Where a line contains the word "Niiranen", copy that line.

Items from a data source
'''

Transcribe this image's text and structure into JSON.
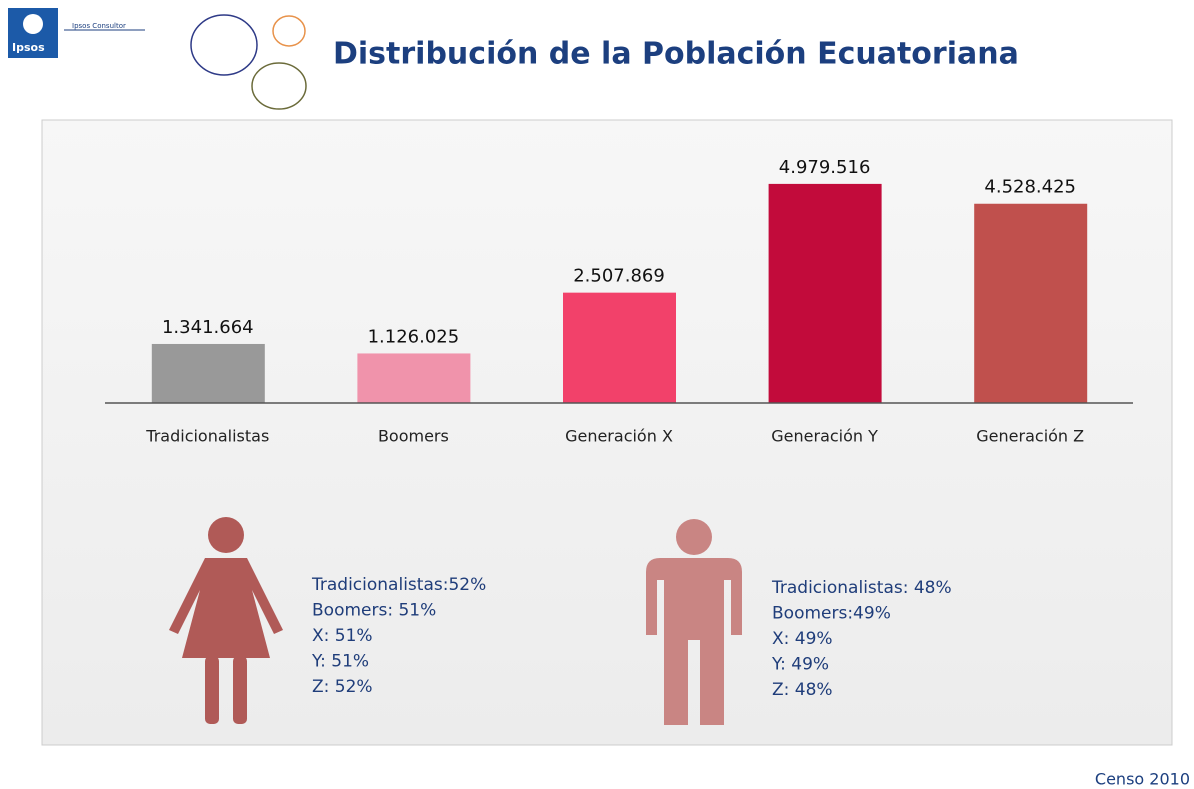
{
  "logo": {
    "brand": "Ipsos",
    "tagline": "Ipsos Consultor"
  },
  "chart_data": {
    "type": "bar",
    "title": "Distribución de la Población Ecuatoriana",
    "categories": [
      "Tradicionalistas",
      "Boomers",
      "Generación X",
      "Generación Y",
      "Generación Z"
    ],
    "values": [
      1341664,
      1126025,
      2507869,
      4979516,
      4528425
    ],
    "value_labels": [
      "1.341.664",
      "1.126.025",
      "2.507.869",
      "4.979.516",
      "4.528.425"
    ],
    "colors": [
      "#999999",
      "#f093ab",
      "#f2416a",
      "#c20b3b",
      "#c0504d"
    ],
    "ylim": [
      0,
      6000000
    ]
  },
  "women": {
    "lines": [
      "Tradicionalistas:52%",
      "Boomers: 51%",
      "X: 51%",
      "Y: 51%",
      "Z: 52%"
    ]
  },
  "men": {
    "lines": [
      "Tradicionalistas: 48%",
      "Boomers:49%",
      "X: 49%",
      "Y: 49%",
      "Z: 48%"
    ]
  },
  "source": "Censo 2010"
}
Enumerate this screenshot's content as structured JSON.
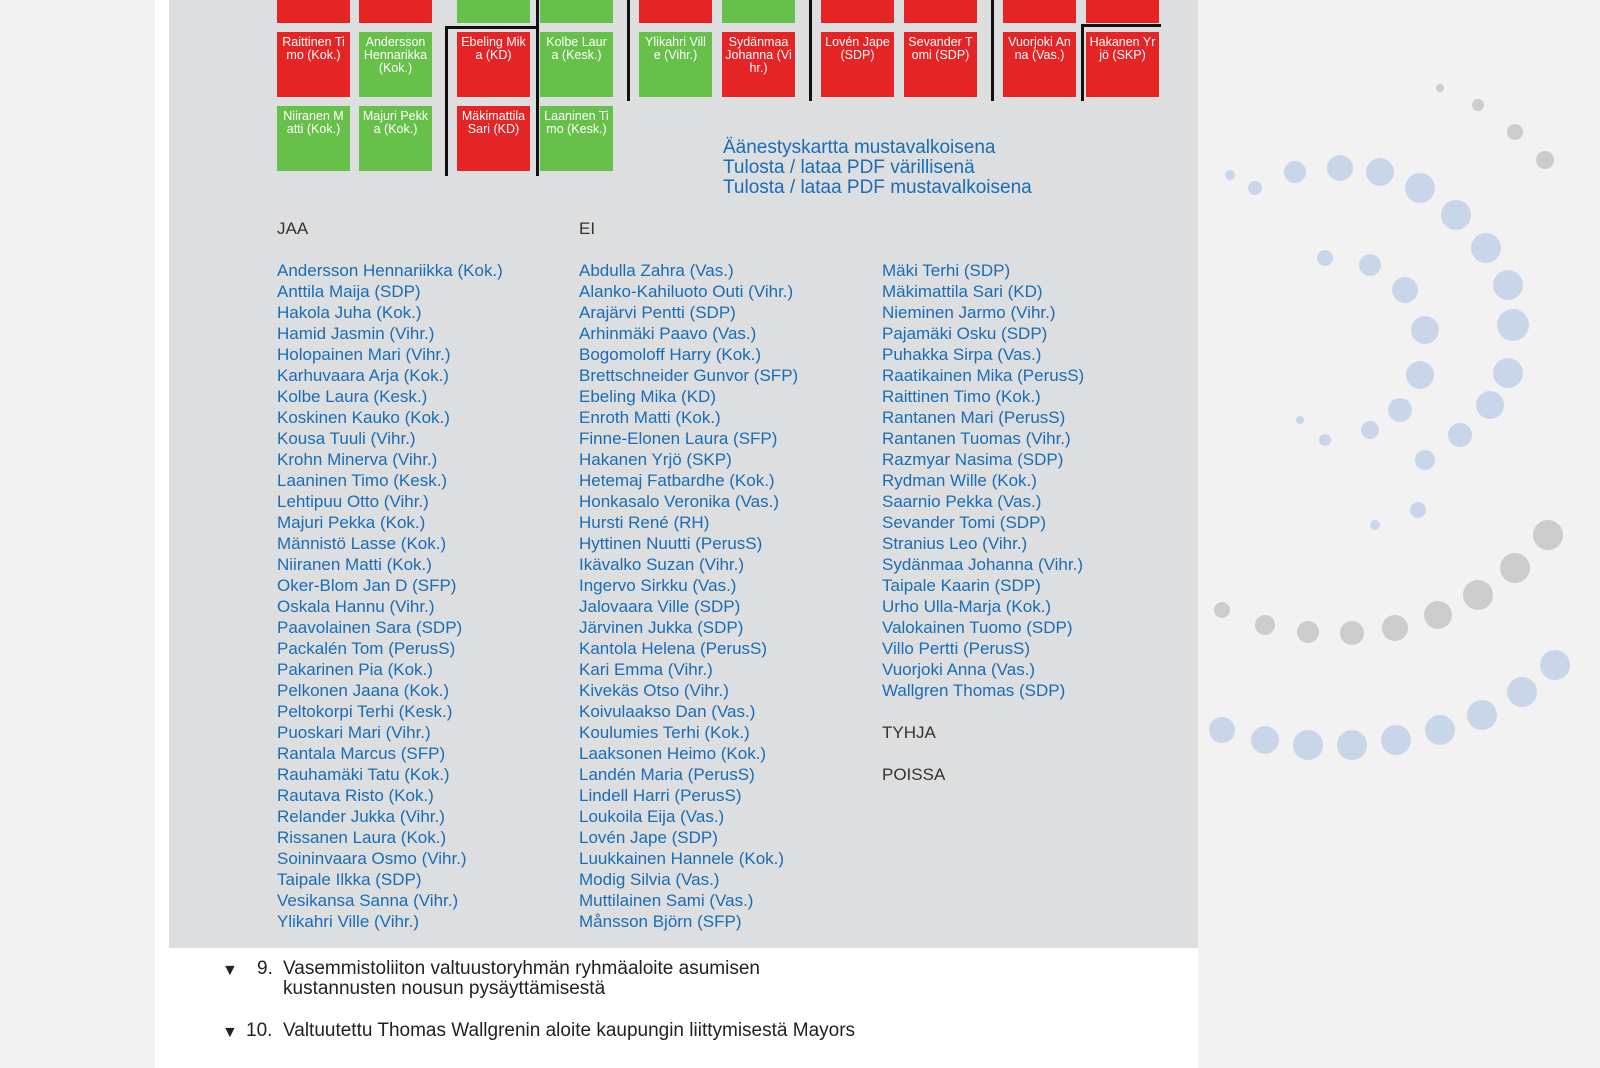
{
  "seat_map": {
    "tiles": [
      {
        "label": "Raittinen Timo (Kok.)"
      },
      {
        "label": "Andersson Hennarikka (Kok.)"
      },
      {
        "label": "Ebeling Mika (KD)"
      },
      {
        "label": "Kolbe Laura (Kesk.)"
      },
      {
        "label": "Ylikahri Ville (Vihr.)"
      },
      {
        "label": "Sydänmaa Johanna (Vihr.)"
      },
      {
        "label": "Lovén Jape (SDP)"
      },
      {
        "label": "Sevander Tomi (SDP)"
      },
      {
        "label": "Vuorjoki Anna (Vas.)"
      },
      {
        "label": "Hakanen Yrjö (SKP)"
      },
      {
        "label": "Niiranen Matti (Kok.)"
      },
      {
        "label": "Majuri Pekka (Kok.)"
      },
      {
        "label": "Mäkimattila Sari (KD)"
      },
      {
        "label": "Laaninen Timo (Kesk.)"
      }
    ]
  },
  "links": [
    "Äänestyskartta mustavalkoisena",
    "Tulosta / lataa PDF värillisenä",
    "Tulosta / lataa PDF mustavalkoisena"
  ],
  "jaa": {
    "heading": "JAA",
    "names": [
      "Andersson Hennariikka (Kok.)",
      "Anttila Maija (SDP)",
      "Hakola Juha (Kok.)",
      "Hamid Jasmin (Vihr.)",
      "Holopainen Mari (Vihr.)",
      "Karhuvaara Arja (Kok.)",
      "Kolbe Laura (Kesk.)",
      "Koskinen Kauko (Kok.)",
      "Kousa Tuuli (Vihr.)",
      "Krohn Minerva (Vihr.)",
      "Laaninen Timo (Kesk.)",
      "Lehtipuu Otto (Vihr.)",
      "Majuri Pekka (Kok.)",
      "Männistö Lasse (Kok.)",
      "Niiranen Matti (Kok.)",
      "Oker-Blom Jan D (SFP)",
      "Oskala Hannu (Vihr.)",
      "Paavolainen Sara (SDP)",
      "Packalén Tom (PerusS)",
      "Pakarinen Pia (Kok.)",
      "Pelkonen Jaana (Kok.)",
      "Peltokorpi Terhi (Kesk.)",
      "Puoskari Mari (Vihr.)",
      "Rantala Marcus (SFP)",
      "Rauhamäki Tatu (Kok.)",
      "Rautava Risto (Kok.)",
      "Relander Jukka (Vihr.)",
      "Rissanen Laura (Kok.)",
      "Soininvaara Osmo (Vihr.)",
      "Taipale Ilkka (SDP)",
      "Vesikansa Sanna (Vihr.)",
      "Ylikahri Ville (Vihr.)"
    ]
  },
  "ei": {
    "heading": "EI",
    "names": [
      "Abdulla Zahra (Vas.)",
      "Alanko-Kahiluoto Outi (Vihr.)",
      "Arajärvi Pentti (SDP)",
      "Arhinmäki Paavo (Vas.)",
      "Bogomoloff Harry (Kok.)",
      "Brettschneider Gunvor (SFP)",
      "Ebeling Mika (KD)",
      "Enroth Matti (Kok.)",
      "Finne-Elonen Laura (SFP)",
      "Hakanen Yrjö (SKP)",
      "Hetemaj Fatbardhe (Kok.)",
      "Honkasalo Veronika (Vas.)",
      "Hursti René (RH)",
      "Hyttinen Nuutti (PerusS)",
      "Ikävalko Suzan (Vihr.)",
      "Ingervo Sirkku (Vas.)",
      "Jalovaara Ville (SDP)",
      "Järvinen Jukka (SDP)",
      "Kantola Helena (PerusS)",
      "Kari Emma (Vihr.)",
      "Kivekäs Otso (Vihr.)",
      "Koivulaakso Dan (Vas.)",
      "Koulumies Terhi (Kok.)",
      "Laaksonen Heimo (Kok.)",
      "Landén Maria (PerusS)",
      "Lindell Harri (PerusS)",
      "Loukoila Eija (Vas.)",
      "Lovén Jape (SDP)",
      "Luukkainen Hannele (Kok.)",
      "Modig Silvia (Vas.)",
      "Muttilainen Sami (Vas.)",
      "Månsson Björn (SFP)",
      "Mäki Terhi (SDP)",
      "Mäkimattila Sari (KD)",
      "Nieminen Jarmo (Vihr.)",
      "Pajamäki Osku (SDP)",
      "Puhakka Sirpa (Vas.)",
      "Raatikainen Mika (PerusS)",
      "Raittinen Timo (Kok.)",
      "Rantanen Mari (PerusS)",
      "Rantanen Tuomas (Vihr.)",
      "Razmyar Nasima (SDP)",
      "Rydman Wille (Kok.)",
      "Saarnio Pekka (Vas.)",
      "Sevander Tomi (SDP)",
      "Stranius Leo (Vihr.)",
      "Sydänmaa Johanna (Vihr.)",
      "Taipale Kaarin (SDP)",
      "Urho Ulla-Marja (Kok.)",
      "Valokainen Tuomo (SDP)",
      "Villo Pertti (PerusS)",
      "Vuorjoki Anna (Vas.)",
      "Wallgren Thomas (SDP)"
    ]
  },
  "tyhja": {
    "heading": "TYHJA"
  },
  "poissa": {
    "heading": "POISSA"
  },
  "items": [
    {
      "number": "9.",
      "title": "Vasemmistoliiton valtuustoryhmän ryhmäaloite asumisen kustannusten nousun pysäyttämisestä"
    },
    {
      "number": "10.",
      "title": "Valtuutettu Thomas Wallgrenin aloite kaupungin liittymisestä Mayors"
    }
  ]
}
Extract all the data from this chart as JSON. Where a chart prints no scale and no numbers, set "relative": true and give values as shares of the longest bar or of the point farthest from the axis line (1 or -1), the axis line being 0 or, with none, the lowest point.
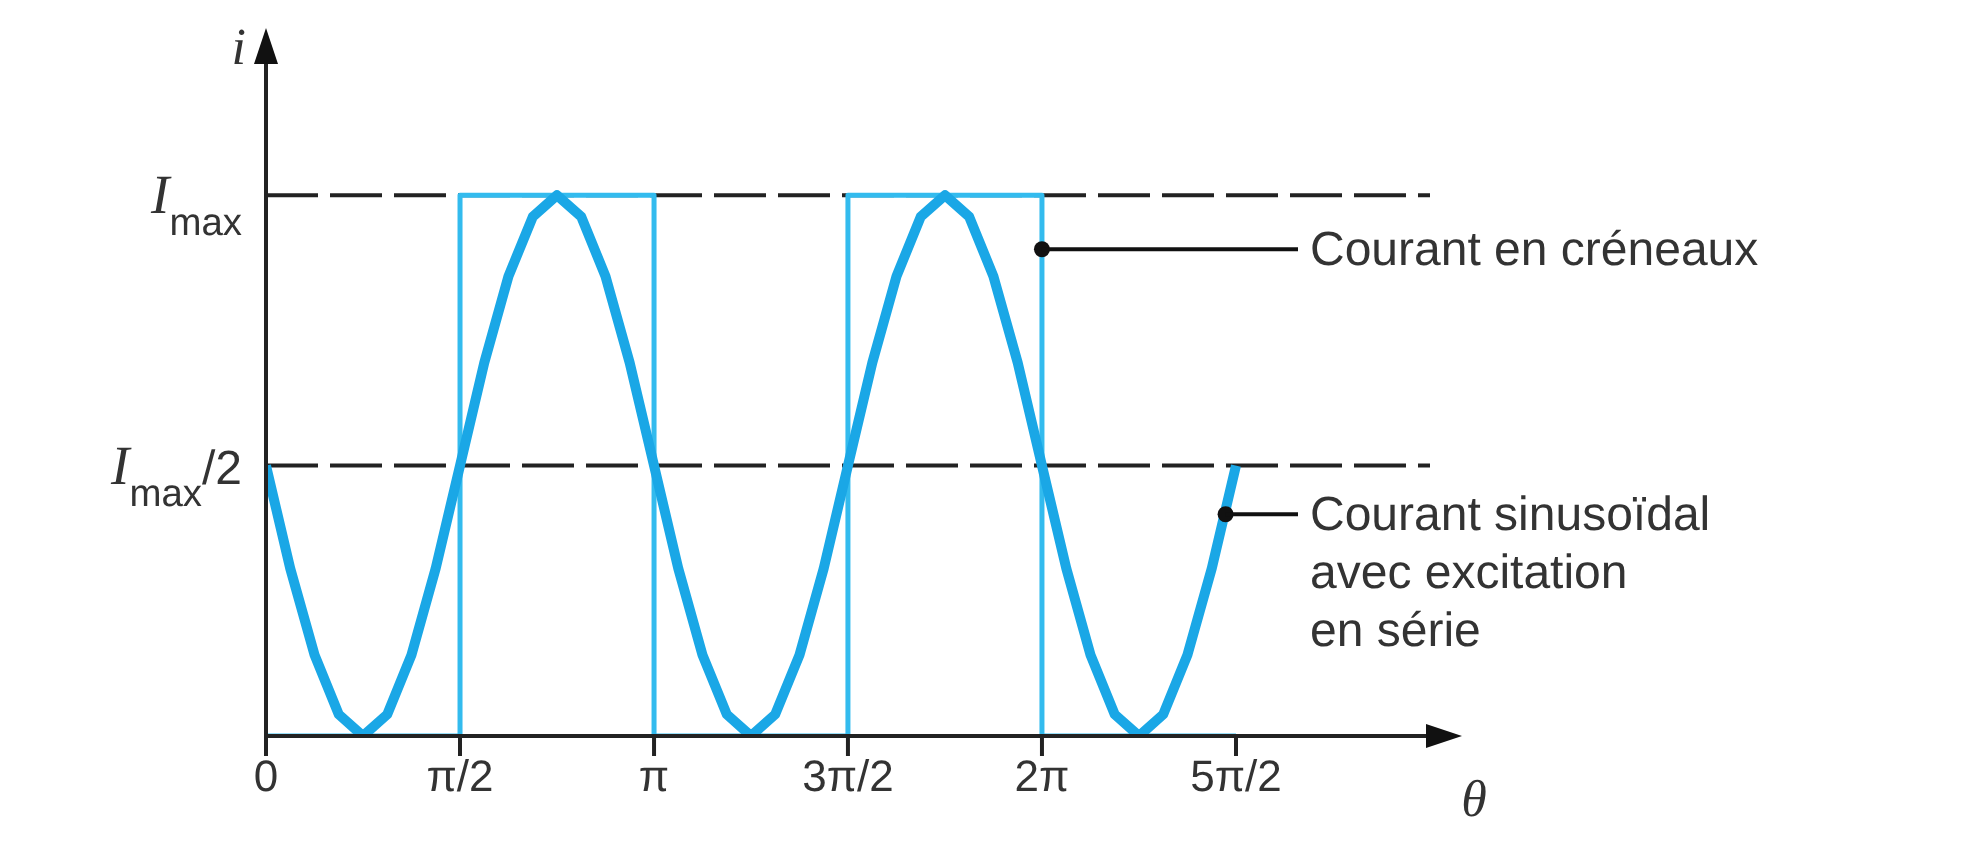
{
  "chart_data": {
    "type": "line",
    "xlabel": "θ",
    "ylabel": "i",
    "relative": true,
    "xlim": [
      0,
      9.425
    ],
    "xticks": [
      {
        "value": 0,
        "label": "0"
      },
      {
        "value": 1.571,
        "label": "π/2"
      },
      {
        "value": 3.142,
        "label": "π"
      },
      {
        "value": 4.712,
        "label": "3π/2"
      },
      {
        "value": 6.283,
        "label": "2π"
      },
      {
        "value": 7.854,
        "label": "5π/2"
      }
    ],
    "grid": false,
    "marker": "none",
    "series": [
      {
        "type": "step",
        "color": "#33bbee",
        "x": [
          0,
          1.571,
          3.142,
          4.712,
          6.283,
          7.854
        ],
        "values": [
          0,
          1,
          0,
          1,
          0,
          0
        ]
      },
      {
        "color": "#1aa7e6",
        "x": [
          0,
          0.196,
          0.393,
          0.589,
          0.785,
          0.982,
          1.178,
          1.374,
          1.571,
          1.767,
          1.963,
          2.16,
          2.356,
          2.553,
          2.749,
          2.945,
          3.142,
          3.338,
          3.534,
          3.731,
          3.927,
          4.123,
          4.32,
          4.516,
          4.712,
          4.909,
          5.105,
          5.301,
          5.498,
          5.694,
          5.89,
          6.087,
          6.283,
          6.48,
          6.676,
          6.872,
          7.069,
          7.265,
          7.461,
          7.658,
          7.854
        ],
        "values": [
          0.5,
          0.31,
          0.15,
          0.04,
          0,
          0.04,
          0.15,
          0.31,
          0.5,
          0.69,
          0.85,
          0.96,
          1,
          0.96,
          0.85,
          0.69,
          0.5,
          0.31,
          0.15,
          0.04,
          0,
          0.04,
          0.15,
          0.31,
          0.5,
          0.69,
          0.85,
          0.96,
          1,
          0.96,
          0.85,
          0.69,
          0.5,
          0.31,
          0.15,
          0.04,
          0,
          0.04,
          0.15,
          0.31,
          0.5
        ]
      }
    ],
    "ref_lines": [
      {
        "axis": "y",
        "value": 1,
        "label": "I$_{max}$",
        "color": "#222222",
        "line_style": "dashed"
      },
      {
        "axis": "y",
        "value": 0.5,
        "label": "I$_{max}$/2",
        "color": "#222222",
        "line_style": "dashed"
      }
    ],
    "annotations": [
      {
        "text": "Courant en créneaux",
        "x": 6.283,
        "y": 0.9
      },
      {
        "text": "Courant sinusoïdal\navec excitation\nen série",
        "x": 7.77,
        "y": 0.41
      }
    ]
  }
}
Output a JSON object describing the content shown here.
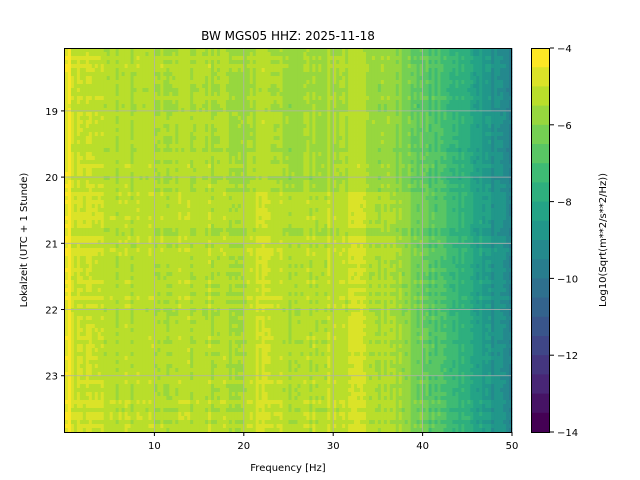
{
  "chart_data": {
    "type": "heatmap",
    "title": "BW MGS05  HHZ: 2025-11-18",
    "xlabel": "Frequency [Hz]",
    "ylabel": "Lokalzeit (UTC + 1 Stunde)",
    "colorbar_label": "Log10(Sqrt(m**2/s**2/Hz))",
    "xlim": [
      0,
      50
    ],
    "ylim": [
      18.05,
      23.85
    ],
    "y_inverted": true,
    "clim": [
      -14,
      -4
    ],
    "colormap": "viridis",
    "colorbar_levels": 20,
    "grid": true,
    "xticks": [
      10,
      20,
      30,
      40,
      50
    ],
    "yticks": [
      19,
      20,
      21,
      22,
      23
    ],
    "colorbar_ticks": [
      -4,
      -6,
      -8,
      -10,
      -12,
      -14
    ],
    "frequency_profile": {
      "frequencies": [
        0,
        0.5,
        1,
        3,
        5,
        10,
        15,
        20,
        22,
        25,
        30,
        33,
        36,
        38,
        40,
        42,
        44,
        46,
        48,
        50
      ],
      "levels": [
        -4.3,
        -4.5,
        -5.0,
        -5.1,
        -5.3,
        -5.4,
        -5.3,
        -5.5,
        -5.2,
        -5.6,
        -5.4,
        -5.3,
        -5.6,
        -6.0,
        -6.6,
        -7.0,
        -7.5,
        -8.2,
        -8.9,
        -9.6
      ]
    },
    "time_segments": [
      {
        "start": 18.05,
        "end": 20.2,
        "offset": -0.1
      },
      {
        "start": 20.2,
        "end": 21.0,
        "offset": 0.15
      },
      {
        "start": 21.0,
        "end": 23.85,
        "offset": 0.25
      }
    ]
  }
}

'''

## WRITTEN SOLUTION:
        "label": "Niiranen Matti (Kok.)"
      "Niiranen Matti (Kok.)",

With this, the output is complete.